Written problem 1 ::
Please answer these questions from the judgment:
(a) In what year did Mr. Sheikh marry Ameena James?
(b) Under which program is Ms. James's permanent residence application pending?
(c) Under which section of the Act is a "well-founded fear of persecution" required?
Written problem 2 :: Rewrite everything in the judgment from "[4]               Soon after" down to "a Christian woman.", swapping "temporary work permit" for "temporary visitor visa".

Given text ::
-------------------------

Citation: 2014 FC 264

Calgary, Alberta, March 18, 2014

PRESENT:    The Honourable Mr. Justice Zinn

 

BETWEEN:

MUDDASSIR SHEIKH

 

Applicant

and

THE MINISTER OF CITIZENSHIP AND IMMIGRATION

 

Respondent

 

REASONS FOR JUDGMENT AND JUDGMENT

[1]               Mr. Sheikh is asking the Court to set aside a decision of the Refugee Protection Division of the Immigration and Refugee Board of Canada that found that he was not a convention refugee or person in need of protection.

 

[2]               The primary basis for this application is a challenge to the finding of the Board that Mr. Sheikh did not have a “well-founded fear of persecution” as required under section 96 of the Immigration and Refugee Protection Act, SC 2001, c 27.  

 

[3]               The facts are not in dispute.  Mr. Sheikh is a Sunni Muslim citizen of Pakistan.  In 2009, he married Ameena James, a Christian Pakistani citizen.  The marriage was carried out in secret and was conducted after Ms. James falsely converted to Islam for purposes of the marriage ceremony.  This subterfuge was known by Mr. Sheikh and he participated in it in order to effect the marriage ceremony.  The Applicant’s friend, Naveed, helped him arrange the marriage ceremony, and four of Naveed’s friends acted as witnesses.  The couple’s families are not aware of the marriage.

 

[4]               Soon after the marriage, Mr. Sheikh came to Canada with his wife on a temporary work permit.  Ms. James has a pending permanent residence application with the Saskatchewan Immigrant Nominee Program and has not filed a refugee claim.  Mr. Sheikh made a refugee claim alleging that he is subject to risk of persecution from his family, friends, and religious extremists on account of his involvement in his wife’s false conversion to Islam, and his marriage to a Christian woman.

-------------------------

Dataset excerpt ::
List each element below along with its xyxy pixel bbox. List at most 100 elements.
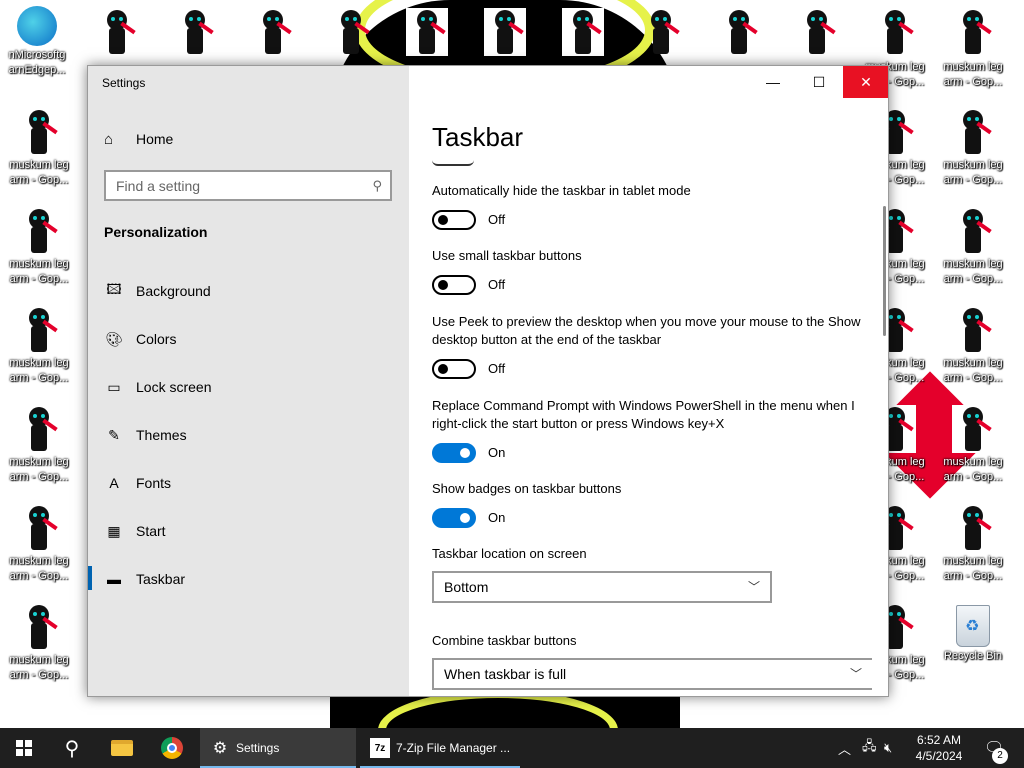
- figure-icon: [18, 207, 60, 255]
- desktop-icon-muskum[interactable]: muskum leg arm - Gop...: [4, 302, 74, 394]
- page-title: Taskbar: [432, 122, 524, 152]
- sidebar-item-start[interactable]: ▦ Start: [104, 519, 166, 543]
- figure-icon: [952, 306, 994, 354]
- scrollbar-thumb[interactable]: [883, 206, 886, 336]
- folder-icon: [111, 740, 133, 756]
- edge-icon: [17, 6, 57, 46]
- recycle-bin-icon: ♻: [956, 605, 990, 647]
- notification-count-badge: 2: [992, 748, 1008, 764]
- desktop-icon-muskum[interactable]: muskum leg arm - Gop...: [4, 401, 74, 493]
- desktop-icon-label: muskum leg arm - Gop...: [943, 258, 1003, 285]
- palette-icon: 🎨︎: [105, 330, 123, 347]
- start-button[interactable]: [0, 728, 48, 768]
- sidebar-item-themes[interactable]: ✎ Themes: [104, 423, 187, 447]
- sidebar-item-colors[interactable]: 🎨︎ Colors: [104, 327, 176, 351]
- toggle-small-buttons[interactable]: [432, 275, 476, 295]
- desktop-icon-muskum[interactable]: muskum leg arm - Gop...: [938, 203, 1008, 295]
- taskbar-location-dropdown[interactable]: Bottom ﹀: [432, 571, 772, 603]
- sidebar-home-label: Home: [136, 131, 174, 147]
- themes-icon: ✎: [108, 426, 120, 443]
- desktop-icon-label: Recycle Bin: [943, 650, 1003, 662]
- search-icon: ⚲: [372, 178, 382, 193]
- sidebar-item-lock-screen[interactable]: ▭ Lock screen: [104, 375, 211, 399]
- desktop-icon-muskum[interactable]: muskum leg arm - Gop...: [938, 401, 1008, 493]
- toggle-knob: [438, 280, 448, 290]
- desktop-icon-label: muskum leg arm - Gop...: [9, 654, 69, 681]
- toggle-badges[interactable]: [432, 508, 476, 528]
- toggle-knob: [438, 215, 448, 225]
- taskbar: ⚲ ⚙ Settings 7z 7-Zip File Manager ... ︿…: [0, 728, 1024, 768]
- chrome-icon: [161, 737, 183, 759]
- taskbar-clock[interactable]: 6:52 AM 4/5/2024: [904, 732, 974, 764]
- settings-window: Settings ⌂ Home Find a setting ⚲ Persona…: [87, 65, 889, 697]
- figure-icon: [796, 8, 838, 56]
- maximize-button[interactable]: ☐: [796, 66, 842, 98]
- sidebar-item-fonts[interactable]: A Fonts: [104, 471, 171, 495]
- figure-icon: [174, 8, 216, 56]
- desktop-icon-label: muskum leg arm - Gop...: [9, 555, 69, 582]
- figure-icon: [330, 8, 372, 56]
- image-icon: 🖾: [106, 281, 122, 297]
- desktop-icon-muskum[interactable]: muskum leg arm - Gop...: [938, 302, 1008, 394]
- taskbar-app-7zip[interactable]: 7z 7-Zip File Manager ...: [360, 728, 520, 768]
- setting-label: Automatically hide the taskbar in tablet…: [432, 183, 691, 198]
- desktop-icon-recycle-bin[interactable]: ♻ Recycle Bin: [938, 599, 1008, 691]
- desktop-icon-muskum[interactable]: muskum leg arm - Gop...: [4, 104, 74, 196]
- chrome-button[interactable]: [148, 728, 196, 768]
- sidebar-item-background[interactable]: 🖾 Background: [104, 279, 210, 303]
- desktop-icon-muskum[interactable]: muskum leg arm - Gop...: [938, 104, 1008, 196]
- sidebar-item-label: Lock screen: [136, 379, 212, 395]
- maximize-icon: ☐: [812, 73, 826, 90]
- desktop-icon-label: muskum leg arm - Gop...: [9, 159, 69, 186]
- search-input[interactable]: Find a setting ⚲: [104, 170, 392, 201]
- toggle-powershell[interactable]: [432, 443, 476, 463]
- settings-main: — ☐ ✕ Taskbar Automatically hide the tas…: [409, 66, 888, 696]
- search-placeholder: Find a setting: [116, 177, 201, 194]
- sidebar-home[interactable]: ⌂ Home: [104, 128, 173, 150]
- close-icon: ✕: [860, 73, 872, 90]
- figure-icon: [952, 8, 994, 56]
- setting-label: Replace Command Prompt with Windows Powe…: [432, 398, 855, 431]
- setting-label: Show badges on taskbar buttons: [432, 481, 622, 496]
- desktop-icon-edge[interactable]: nMicrosoftg arnEdgep...: [2, 2, 72, 94]
- toggle-peek[interactable]: [432, 359, 476, 379]
- desktop-icon-muskum[interactable]: muskum leg arm - Gop...: [4, 599, 74, 691]
- volume-button[interactable]: 🔇︎: [884, 728, 892, 768]
- close-button[interactable]: ✕: [843, 66, 888, 98]
- sidebar-item-taskbar[interactable]: ▬ Taskbar: [104, 567, 185, 591]
- figure-icon: [18, 108, 60, 156]
- figure-icon: [96, 8, 138, 56]
- desktop-icon-muskum[interactable]: muskum leg arm - Gop...: [938, 500, 1008, 592]
- windows-icon: [16, 740, 32, 756]
- show-hidden-icons[interactable]: ︿: [838, 728, 851, 768]
- desktop-icon-muskum[interactable]: muskum leg arm - Gop...: [4, 500, 74, 592]
- taskbar-app-settings[interactable]: ⚙ Settings: [200, 728, 356, 768]
- fonts-icon: A: [109, 475, 119, 491]
- network-button[interactable]: 🖧: [862, 728, 877, 768]
- desktop-icon-muskum[interactable]: muskum leg arm - Gop...: [4, 203, 74, 295]
- start-icon: ▦: [107, 522, 121, 539]
- desktop-icon-label: muskum leg arm - Gop...: [9, 258, 69, 285]
- section-title: Personalization: [104, 224, 208, 240]
- toggle-knob: [460, 513, 470, 523]
- toggle-state: Off: [488, 212, 506, 227]
- file-explorer-button[interactable]: [98, 728, 146, 768]
- taskbar-app-label: Settings: [236, 741, 280, 755]
- search-button[interactable]: ⚲: [48, 728, 96, 768]
- toggle-autohide-tablet[interactable]: [432, 210, 476, 230]
- sidebar-item-label: Taskbar: [136, 571, 186, 587]
- figure-icon: [640, 8, 682, 56]
- dropdown-value: Bottom: [444, 579, 489, 595]
- figure-icon: [952, 504, 994, 552]
- figure-icon: [952, 207, 994, 255]
- figure-icon: [874, 8, 916, 56]
- sidebar-item-label: Fonts: [136, 475, 172, 491]
- combine-buttons-dropdown[interactable]: When taskbar is full ﹀: [432, 658, 872, 690]
- sidebar-item-label: Themes: [136, 427, 187, 443]
- minimize-button[interactable]: —: [750, 66, 796, 98]
- chevron-up-icon: ︿: [838, 741, 852, 757]
- toggle-state: On: [488, 510, 506, 525]
- taskbar-app-label: 7-Zip File Manager ...: [396, 741, 511, 755]
- gear-icon: ⚙: [212, 740, 228, 757]
- sidebar-item-label: Start: [136, 523, 166, 539]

-------------------------

Written reply 1 ::
(a) 2009
(b) The Saskatchewan Immigrant Nominee Program
(c) Section 96

Written reply 2 ::
[4]               Soon after the marriage, Mr. Sheikh came to Canada with his wife on a temporary visitor visa.  Ms. James has a pending permanent residence application with the Saskatchewan Immigrant Nominee Program and has not filed a refugee claim.  Mr. Sheikh made a refugee claim alleging that he is subject to risk of persecution from his family, friends, and religious extremists on account of his involvement in his wife’s false conversion to Islam, and his marriage to a Christian woman.